> EXERCISE MATERIALS:
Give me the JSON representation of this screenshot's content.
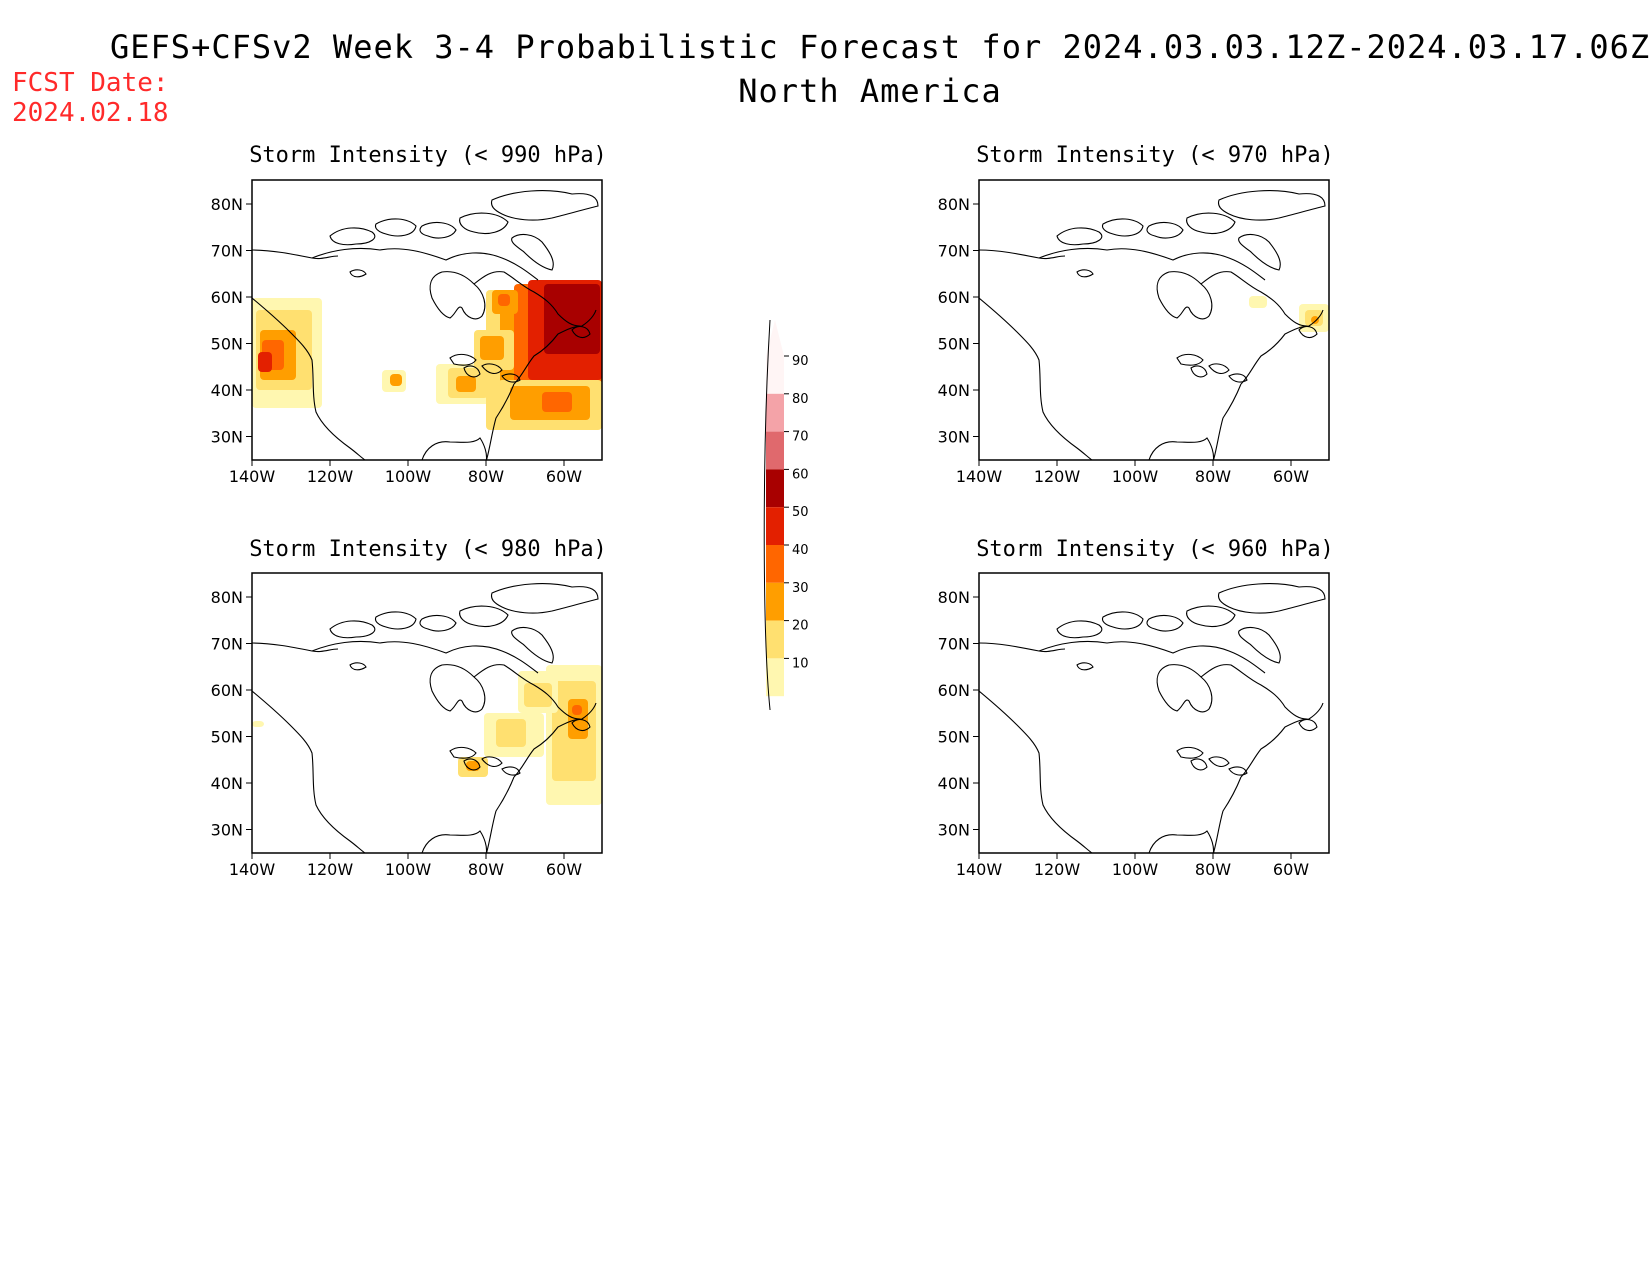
{
  "header": {
    "title_line1": "GEFS+CFSv2 Week 3-4 Probabilistic Forecast for 2024.03.03.12Z-2024.03.17.06Z",
    "title_line2": "North America",
    "fcst_label": "FCST Date:",
    "fcst_date": "2024.02.18"
  },
  "axes": {
    "lat_ticks": [
      "80N",
      "70N",
      "60N",
      "50N",
      "40N",
      "30N"
    ],
    "lon_ticks": [
      "140W",
      "120W",
      "100W",
      "80W",
      "60W"
    ]
  },
  "panels": [
    {
      "id": "p990",
      "title": "Storm Intensity (< 990 hPa)"
    },
    {
      "id": "p970",
      "title": "Storm Intensity (< 970 hPa)"
    },
    {
      "id": "p980",
      "title": "Storm Intensity (< 980 hPa)"
    },
    {
      "id": "p960",
      "title": "Storm Intensity (< 960 hPa)"
    }
  ],
  "colorbar": {
    "labels": [
      "90",
      "80",
      "70",
      "60",
      "50",
      "40",
      "30",
      "20",
      "10"
    ],
    "colors": [
      "#fff5f5",
      "#f4a3a8",
      "#e0696d",
      "#a80000",
      "#e32000",
      "#ff6600",
      "#ff9e00",
      "#ffe070",
      "#fff7b0"
    ]
  },
  "colors": {
    "fcst": "#ff2a2a",
    "land_outline": "#000000"
  }
}
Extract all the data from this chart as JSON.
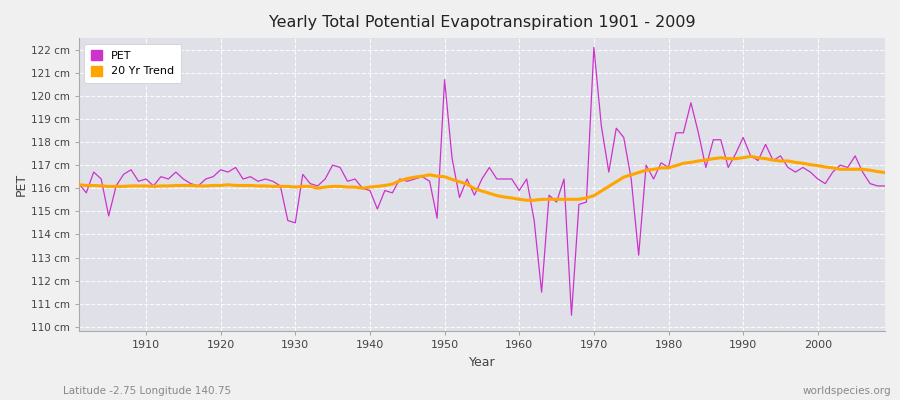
{
  "title": "Yearly Total Potential Evapotranspiration 1901 - 2009",
  "xlabel": "Year",
  "ylabel": "PET",
  "subtitle": "Latitude -2.75 Longitude 140.75",
  "watermark": "worldspecies.org",
  "pet_color": "#cc33cc",
  "trend_color": "#FFA500",
  "plot_bg_color": "#e0e0e8",
  "fig_bg_color": "#f0f0f0",
  "grid_color": "#ffffff",
  "ylim": [
    109.8,
    122.5
  ],
  "yticks": [
    110,
    111,
    112,
    113,
    114,
    115,
    116,
    117,
    118,
    119,
    120,
    121,
    122
  ],
  "ytick_labels": [
    "110 cm",
    "111 cm",
    "112 cm",
    "113 cm",
    "114 cm",
    "115 cm",
    "116 cm",
    "117 cm",
    "118 cm",
    "119 cm",
    "120 cm",
    "121 cm",
    "122 cm"
  ],
  "xlim": [
    1901,
    2009
  ],
  "xticks": [
    1910,
    1920,
    1930,
    1940,
    1950,
    1960,
    1970,
    1980,
    1990,
    2000
  ],
  "years": [
    1901,
    1902,
    1903,
    1904,
    1905,
    1906,
    1907,
    1908,
    1909,
    1910,
    1911,
    1912,
    1913,
    1914,
    1915,
    1916,
    1917,
    1918,
    1919,
    1920,
    1921,
    1922,
    1923,
    1924,
    1925,
    1926,
    1927,
    1928,
    1929,
    1930,
    1931,
    1932,
    1933,
    1934,
    1935,
    1936,
    1937,
    1938,
    1939,
    1940,
    1941,
    1942,
    1943,
    1944,
    1945,
    1946,
    1947,
    1948,
    1949,
    1950,
    1951,
    1952,
    1953,
    1954,
    1955,
    1956,
    1957,
    1958,
    1959,
    1960,
    1961,
    1962,
    1963,
    1964,
    1965,
    1966,
    1967,
    1968,
    1969,
    1970,
    1971,
    1972,
    1973,
    1974,
    1975,
    1976,
    1977,
    1978,
    1979,
    1980,
    1981,
    1982,
    1983,
    1984,
    1985,
    1986,
    1987,
    1988,
    1989,
    1990,
    1991,
    1992,
    1993,
    1994,
    1995,
    1996,
    1997,
    1998,
    1999,
    2000,
    2001,
    2002,
    2003,
    2004,
    2005,
    2006,
    2007,
    2008,
    2009
  ],
  "pet": [
    116.2,
    115.8,
    116.7,
    116.4,
    114.8,
    116.1,
    116.6,
    116.8,
    116.3,
    116.4,
    116.1,
    116.5,
    116.4,
    116.7,
    116.4,
    116.2,
    116.1,
    116.4,
    116.5,
    116.8,
    116.7,
    116.9,
    116.4,
    116.5,
    116.3,
    116.4,
    116.3,
    116.1,
    114.6,
    114.5,
    116.6,
    116.2,
    116.1,
    116.4,
    117.0,
    116.9,
    116.3,
    116.4,
    116.0,
    115.9,
    115.1,
    115.9,
    115.8,
    116.4,
    116.3,
    116.4,
    116.5,
    116.3,
    114.7,
    120.7,
    117.3,
    115.6,
    116.4,
    115.7,
    116.4,
    116.9,
    116.4,
    116.4,
    116.4,
    115.9,
    116.4,
    114.6,
    111.5,
    115.7,
    115.4,
    116.4,
    110.5,
    115.3,
    115.4,
    122.1,
    118.7,
    116.7,
    118.6,
    118.2,
    116.4,
    113.1,
    117.0,
    116.4,
    117.1,
    116.9,
    118.4,
    118.4,
    119.7,
    118.4,
    116.9,
    118.1,
    118.1,
    116.9,
    117.5,
    118.2,
    117.4,
    117.2,
    117.9,
    117.2,
    117.4,
    116.9,
    116.7,
    116.9,
    116.7,
    116.4,
    116.2,
    116.7,
    117.0,
    116.9,
    117.4,
    116.7,
    116.2,
    116.1,
    116.1
  ],
  "trend": [
    116.15,
    116.12,
    116.12,
    116.1,
    116.08,
    116.08,
    116.08,
    116.1,
    116.1,
    116.1,
    116.08,
    116.1,
    116.1,
    116.12,
    116.12,
    116.12,
    116.1,
    116.1,
    116.12,
    116.12,
    116.15,
    116.12,
    116.12,
    116.12,
    116.1,
    116.1,
    116.08,
    116.08,
    116.08,
    116.05,
    116.08,
    116.08,
    116.0,
    116.05,
    116.08,
    116.08,
    116.05,
    116.05,
    116.0,
    116.05,
    116.08,
    116.12,
    116.18,
    116.32,
    116.42,
    116.48,
    116.52,
    116.58,
    116.52,
    116.5,
    116.38,
    116.28,
    116.18,
    115.98,
    115.88,
    115.78,
    115.68,
    115.62,
    115.58,
    115.52,
    115.48,
    115.48,
    115.52,
    115.52,
    115.52,
    115.52,
    115.52,
    115.52,
    115.58,
    115.68,
    115.88,
    116.08,
    116.28,
    116.48,
    116.58,
    116.68,
    116.78,
    116.82,
    116.88,
    116.88,
    116.98,
    117.08,
    117.12,
    117.18,
    117.22,
    117.28,
    117.32,
    117.28,
    117.28,
    117.32,
    117.38,
    117.32,
    117.28,
    117.22,
    117.18,
    117.18,
    117.12,
    117.08,
    117.02,
    116.98,
    116.92,
    116.88,
    116.82,
    116.82,
    116.82,
    116.82,
    116.78,
    116.72,
    116.68
  ]
}
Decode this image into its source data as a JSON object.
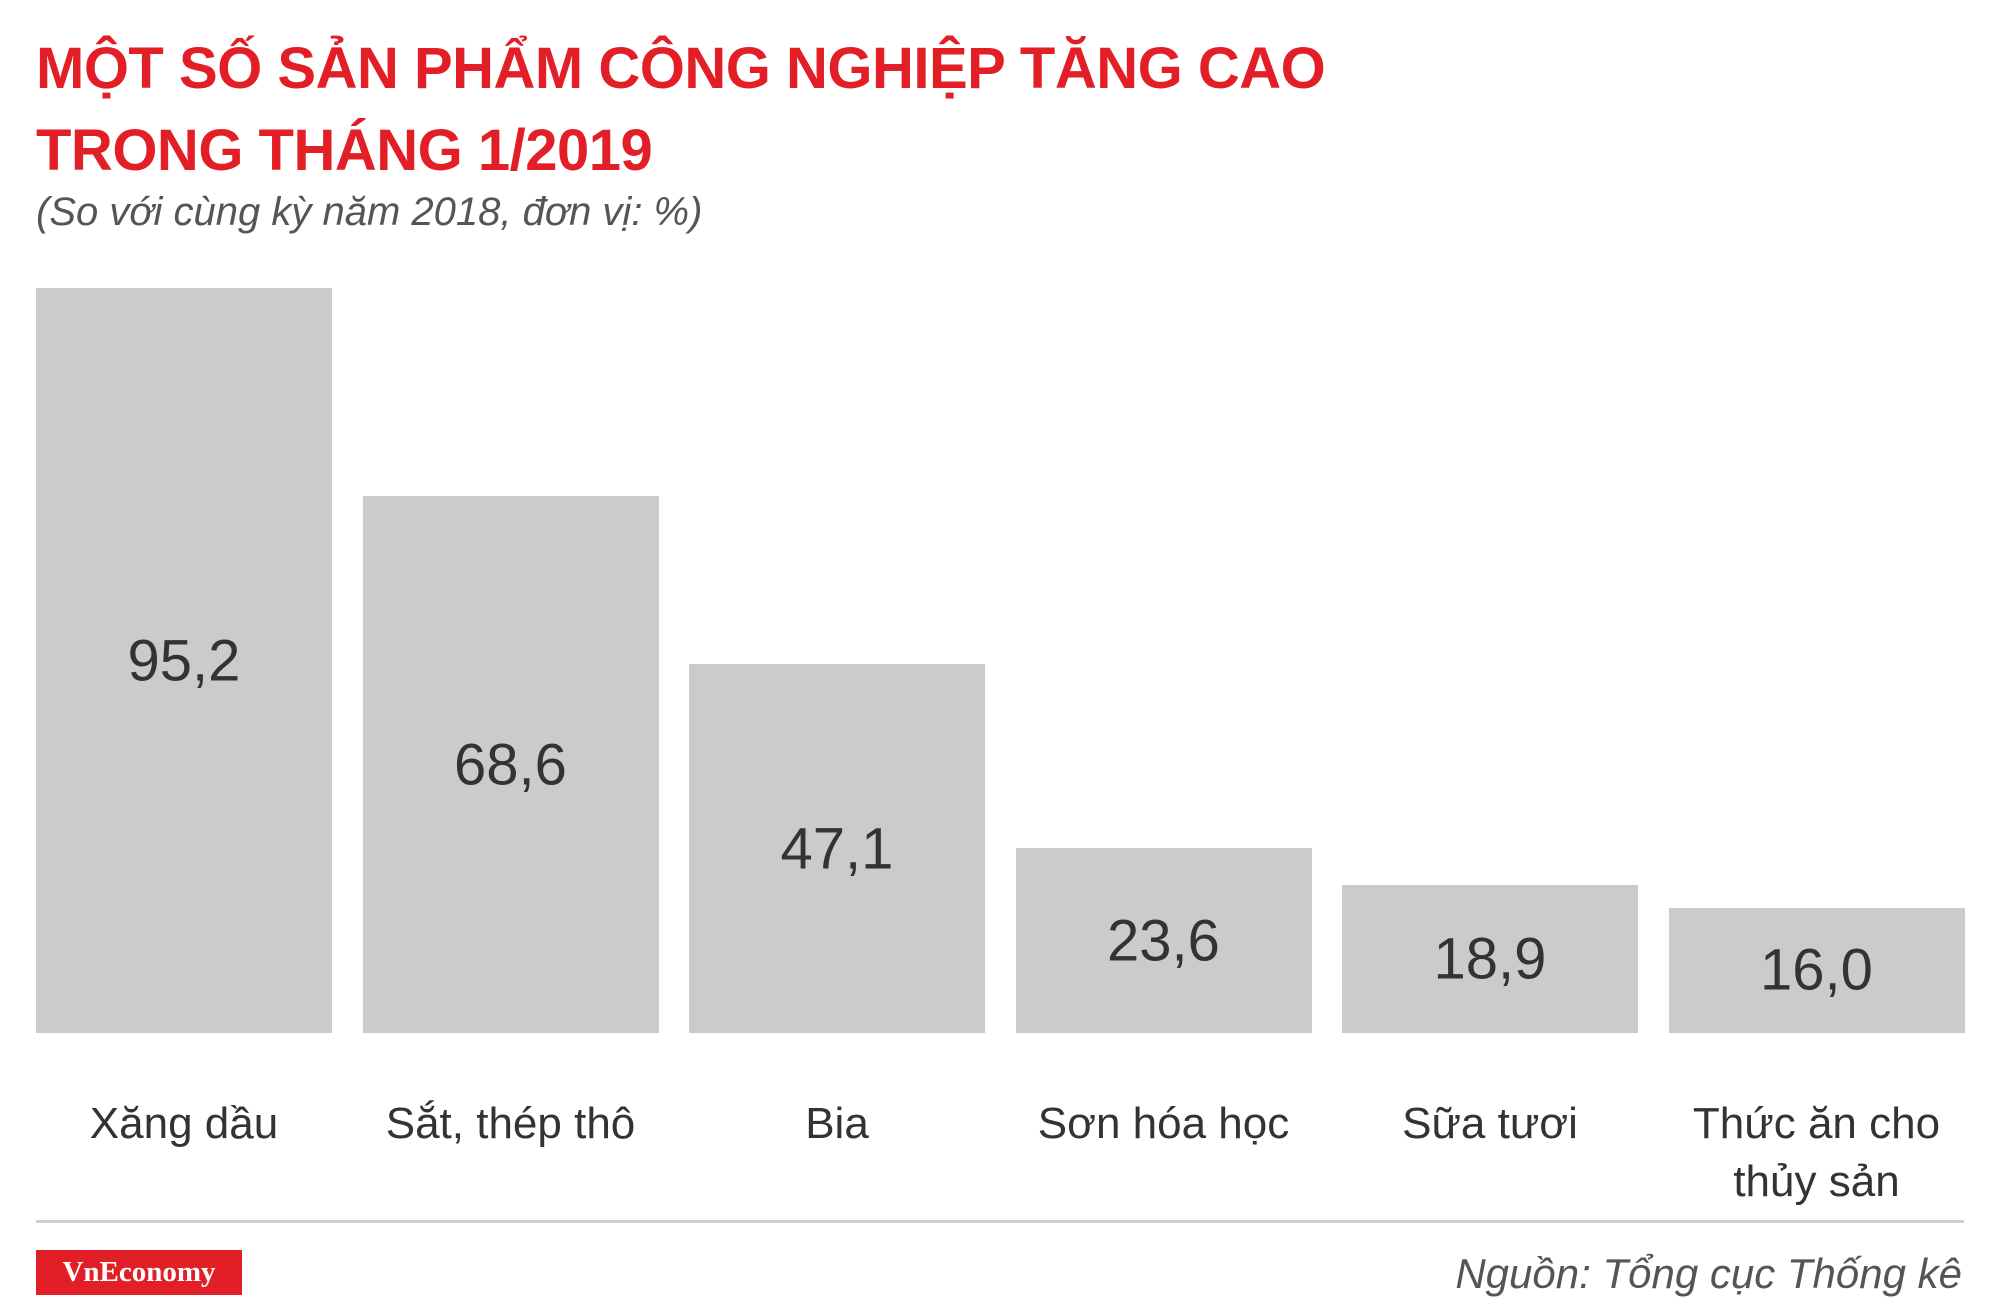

> WHAT YOU NEED TO DO: Filter the entries above down to the lines containing the word "Intensity".

> TASK ANSWER:
      "title": "Storm Intensity (< 990 hPa)"
      "title": "Storm Intensity (< 970 hPa)"
      "title": "Storm Intensity (< 980 hPa)"
      "title": "Storm Intensity (< 960 hPa)"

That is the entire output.